● INSTRUCTIONS TO FOLLOW:
Copy out every line of these records word for word, leaving out the pictures.

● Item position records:
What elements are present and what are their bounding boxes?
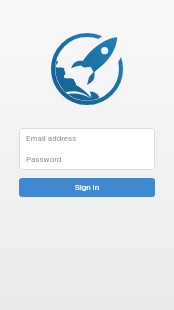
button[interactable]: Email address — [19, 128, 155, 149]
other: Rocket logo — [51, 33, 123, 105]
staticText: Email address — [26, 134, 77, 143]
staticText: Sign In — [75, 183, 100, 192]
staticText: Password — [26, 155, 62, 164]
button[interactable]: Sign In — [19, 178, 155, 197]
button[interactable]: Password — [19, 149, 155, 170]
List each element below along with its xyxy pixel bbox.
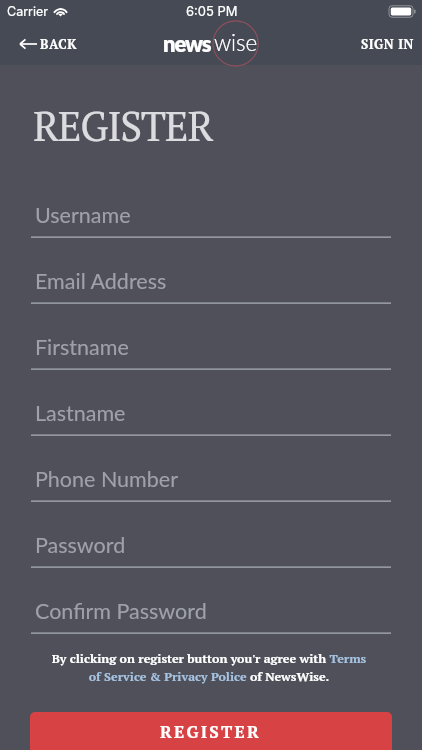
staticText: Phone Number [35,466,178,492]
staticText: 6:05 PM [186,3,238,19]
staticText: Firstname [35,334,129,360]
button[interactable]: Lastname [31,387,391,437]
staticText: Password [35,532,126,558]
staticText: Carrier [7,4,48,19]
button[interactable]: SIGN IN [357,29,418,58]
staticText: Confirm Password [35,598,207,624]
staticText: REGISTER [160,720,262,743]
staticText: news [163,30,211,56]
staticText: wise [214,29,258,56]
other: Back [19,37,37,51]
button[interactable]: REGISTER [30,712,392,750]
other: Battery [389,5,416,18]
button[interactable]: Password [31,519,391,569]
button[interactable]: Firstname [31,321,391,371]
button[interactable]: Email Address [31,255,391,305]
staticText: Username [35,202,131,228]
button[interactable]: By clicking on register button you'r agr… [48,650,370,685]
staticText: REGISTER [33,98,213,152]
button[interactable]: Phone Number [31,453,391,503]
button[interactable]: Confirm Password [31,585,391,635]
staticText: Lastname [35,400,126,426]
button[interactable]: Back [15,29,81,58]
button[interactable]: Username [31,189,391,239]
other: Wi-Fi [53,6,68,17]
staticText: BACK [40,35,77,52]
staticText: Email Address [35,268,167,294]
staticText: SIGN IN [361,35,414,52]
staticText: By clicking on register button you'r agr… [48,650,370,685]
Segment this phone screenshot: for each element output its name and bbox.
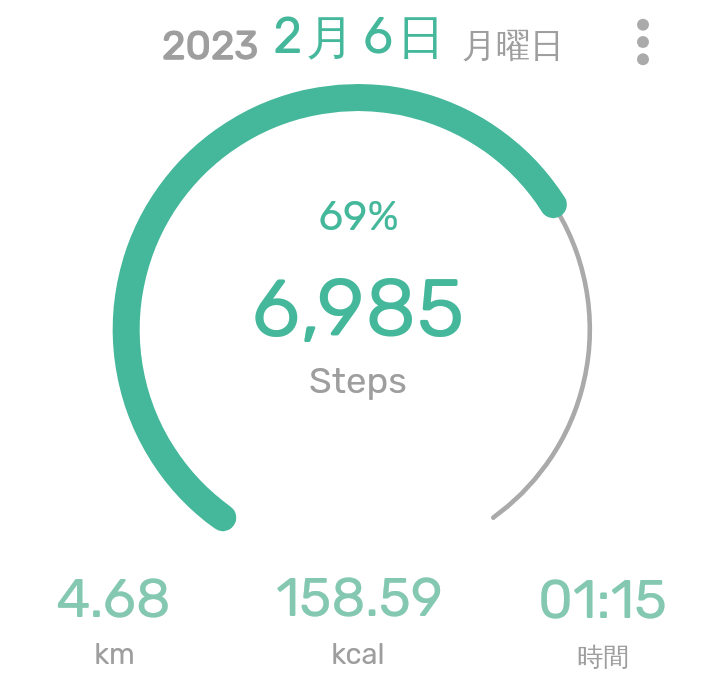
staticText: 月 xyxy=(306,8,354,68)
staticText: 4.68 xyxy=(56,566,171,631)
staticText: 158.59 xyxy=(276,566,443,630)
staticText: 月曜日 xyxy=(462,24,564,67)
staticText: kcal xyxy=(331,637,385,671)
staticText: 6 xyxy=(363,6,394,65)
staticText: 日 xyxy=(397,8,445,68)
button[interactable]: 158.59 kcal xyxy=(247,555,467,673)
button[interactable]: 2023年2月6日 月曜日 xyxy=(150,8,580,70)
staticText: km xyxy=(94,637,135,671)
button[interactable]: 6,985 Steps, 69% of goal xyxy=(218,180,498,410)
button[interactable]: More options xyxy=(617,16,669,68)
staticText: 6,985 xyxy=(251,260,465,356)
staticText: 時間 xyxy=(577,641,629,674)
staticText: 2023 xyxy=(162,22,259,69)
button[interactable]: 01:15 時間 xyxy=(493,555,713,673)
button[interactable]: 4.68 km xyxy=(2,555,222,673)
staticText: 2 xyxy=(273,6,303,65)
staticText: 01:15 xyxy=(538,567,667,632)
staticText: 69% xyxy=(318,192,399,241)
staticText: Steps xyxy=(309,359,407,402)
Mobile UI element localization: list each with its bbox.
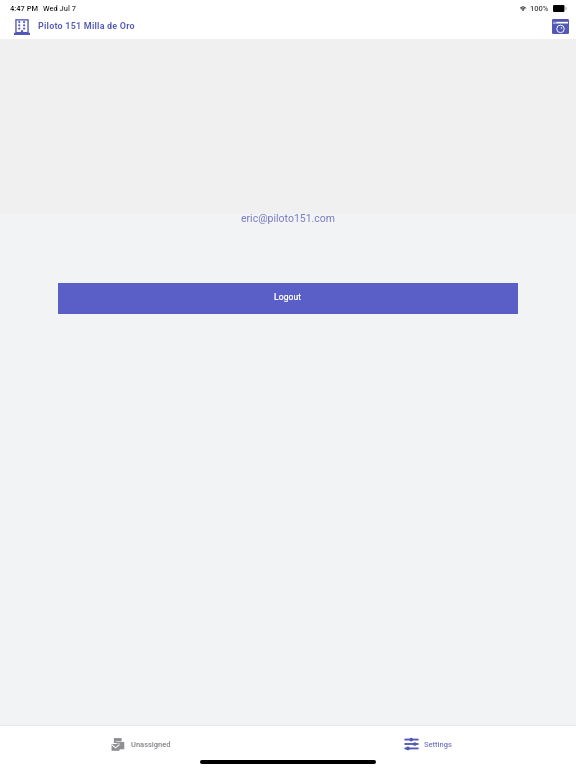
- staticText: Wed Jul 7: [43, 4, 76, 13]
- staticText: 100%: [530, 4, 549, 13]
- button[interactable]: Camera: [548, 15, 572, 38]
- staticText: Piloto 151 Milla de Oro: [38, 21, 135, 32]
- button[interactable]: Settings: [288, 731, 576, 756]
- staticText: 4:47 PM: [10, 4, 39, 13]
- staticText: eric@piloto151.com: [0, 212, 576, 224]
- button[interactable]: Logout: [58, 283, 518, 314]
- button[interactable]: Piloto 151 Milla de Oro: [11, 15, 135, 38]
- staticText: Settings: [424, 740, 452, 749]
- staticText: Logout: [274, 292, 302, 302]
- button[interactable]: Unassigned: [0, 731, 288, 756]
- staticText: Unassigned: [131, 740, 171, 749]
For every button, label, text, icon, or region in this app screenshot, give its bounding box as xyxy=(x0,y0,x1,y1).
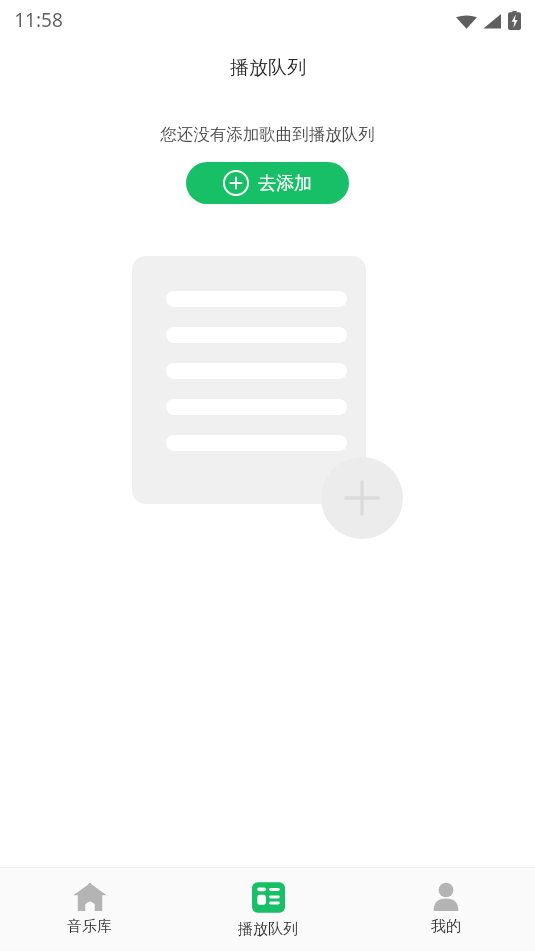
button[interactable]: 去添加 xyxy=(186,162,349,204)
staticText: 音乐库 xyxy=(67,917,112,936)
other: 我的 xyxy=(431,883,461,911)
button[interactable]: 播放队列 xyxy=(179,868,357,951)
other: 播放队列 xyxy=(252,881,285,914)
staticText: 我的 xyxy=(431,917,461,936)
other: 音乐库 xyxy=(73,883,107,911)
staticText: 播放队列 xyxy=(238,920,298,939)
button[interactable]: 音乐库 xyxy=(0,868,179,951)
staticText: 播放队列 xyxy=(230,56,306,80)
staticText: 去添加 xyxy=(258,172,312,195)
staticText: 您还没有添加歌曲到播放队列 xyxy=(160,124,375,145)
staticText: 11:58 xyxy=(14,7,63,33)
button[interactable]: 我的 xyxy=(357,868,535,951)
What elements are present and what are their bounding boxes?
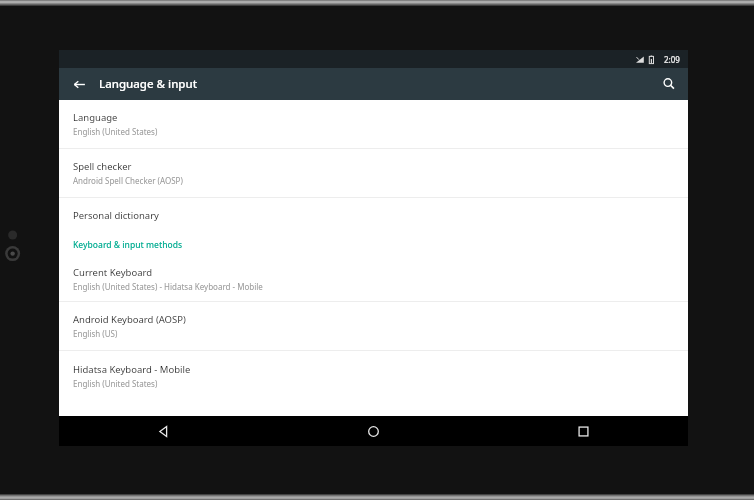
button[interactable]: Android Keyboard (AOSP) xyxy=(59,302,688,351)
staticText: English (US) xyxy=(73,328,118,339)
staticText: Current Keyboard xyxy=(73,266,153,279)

● PROBLEM SOLUTION:
What elements are present and what are their bounding boxes?
button[interactable]: Email address — [19, 128, 155, 149]
other: Rocket logo — [51, 33, 123, 105]
staticText: Email address — [26, 134, 77, 143]
staticText: Sign In — [75, 183, 100, 192]
staticText: Password — [26, 155, 62, 164]
button[interactable]: Sign In — [19, 178, 155, 197]
button[interactable]: Password — [19, 149, 155, 170]
List each element below along with its xyxy pixel bbox.
staticText: Phone Number [35,466,178,492]
staticText: 6:05 PM [186,3,238,19]
staticText: Firstname [35,334,129,360]
button[interactable]: Lastname [31,387,391,437]
staticText: Password [35,532,126,558]
staticText: Carrier [7,4,48,19]
button[interactable]: SIGN IN [357,29,418,58]
staticText: Confirm Password [35,598,207,624]
staticText: REGISTER [160,720,262,743]
staticText: news [163,30,211,56]
staticText: wise [214,29,258,56]
other: Back [19,37,37,51]
button[interactable]: REGISTER [30,712,392,750]
other: Battery [389,5,416,18]
button[interactable]: Password [31,519,391,569]
button[interactable]: Firstname [31,321,391,371]
button[interactable]: Email Address [31,255,391,305]
staticText: Username [35,202,131,228]
button[interactable]: By clicking on register button you'r agr… [48,650,370,685]
staticText: REGISTER [33,98,213,152]
button[interactable]: Phone Number [31,453,391,503]
button[interactable]: Confirm Password [31,585,391,635]
staticText: Lastname [35,400,126,426]
button[interactable]: Back [15,29,81,58]
button[interactable]: Username [31,189,391,239]
other: Wi-Fi [53,6,68,17]
staticText: BACK [40,35,77,52]
staticText: Email Address [35,268,167,294]
staticText: SIGN IN [361,35,414,52]
staticText: By clicking on register button you'r agr… [48,650,370,685]
Segment this phone screenshot: for each element output its name and bbox.
staticText: 月 xyxy=(306,8,354,68)
staticText: 4.68 xyxy=(56,566,171,631)
staticText: 158.59 xyxy=(276,566,443,630)
staticText: 月曜日 xyxy=(462,24,564,67)
staticText: kcal xyxy=(331,637,385,671)
staticText: 6 xyxy=(363,6,394,65)
staticText: 日 xyxy=(397,8,445,68)
button[interactable]: 158.59 kcal xyxy=(247,555,467,673)
button[interactable]: 2023年2月6日 月曜日 xyxy=(150,8,580,70)
staticText: km xyxy=(94,637,135,671)
button[interactable]: 6,985 Steps, 69% of goal xyxy=(218,180,498,410)
button[interactable]: More options xyxy=(617,16,669,68)
staticText: 6,985 xyxy=(251,260,465,356)
staticText: 時間 xyxy=(577,641,629,674)
staticText: 2023 xyxy=(162,22,259,69)
button[interactable]: 01:15 時間 xyxy=(493,555,713,673)
button[interactable]: 4.68 km xyxy=(2,555,222,673)
staticText: 2 xyxy=(273,6,303,65)
staticText: 01:15 xyxy=(538,567,667,632)
staticText: 69% xyxy=(318,192,399,241)
staticText: Steps xyxy=(309,359,407,402)
Mobile UI element localization: list each with its bbox.
- staticText: Wed Jul 7: [43, 4, 76, 13]
- staticText: 100%: [530, 4, 549, 13]
- button[interactable]: Camera: [548, 15, 572, 38]
- staticText: Piloto 151 Milla de Oro: [38, 21, 135, 32]
- button[interactable]: Settings: [288, 731, 576, 756]
- staticText: 4:47 PM: [10, 4, 39, 13]
- staticText: eric@piloto151.com: [0, 212, 576, 224]
- button[interactable]: Logout: [58, 283, 518, 314]
- button[interactable]: Piloto 151 Milla de Oro: [11, 15, 135, 38]
- staticText: Settings: [424, 740, 452, 749]
- staticText: Logout: [274, 292, 302, 302]
- button[interactable]: Unassigned: [0, 731, 288, 756]
- staticText: Unassigned: [131, 740, 171, 749]
For every button, label, text, icon, or region in this app screenshot, give its bounding box as xyxy=(x0,y0,x1,y1).
button[interactable]: 去添加 xyxy=(186,162,349,204)
staticText: 音乐库 xyxy=(67,917,112,936)
other: 我的 xyxy=(431,883,461,911)
button[interactable]: 播放队列 xyxy=(179,868,357,951)
other: 播放队列 xyxy=(252,881,285,914)
staticText: 我的 xyxy=(431,917,461,936)
other: 音乐库 xyxy=(73,883,107,911)
staticText: 播放队列 xyxy=(238,920,298,939)
button[interactable]: 音乐库 xyxy=(0,868,179,951)
staticText: 播放队列 xyxy=(230,56,306,80)
staticText: 去添加 xyxy=(258,172,312,195)
staticText: 您还没有添加歌曲到播放队列 xyxy=(160,124,375,145)
staticText: 11:58 xyxy=(14,7,63,33)
button[interactable]: 我的 xyxy=(357,868,535,951)
What elements are present and what are their bounding boxes?
button[interactable]: Android Keyboard (AOSP) xyxy=(59,302,688,351)
staticText: English (US) xyxy=(73,328,118,339)
staticText: Current Keyboard xyxy=(73,266,153,279)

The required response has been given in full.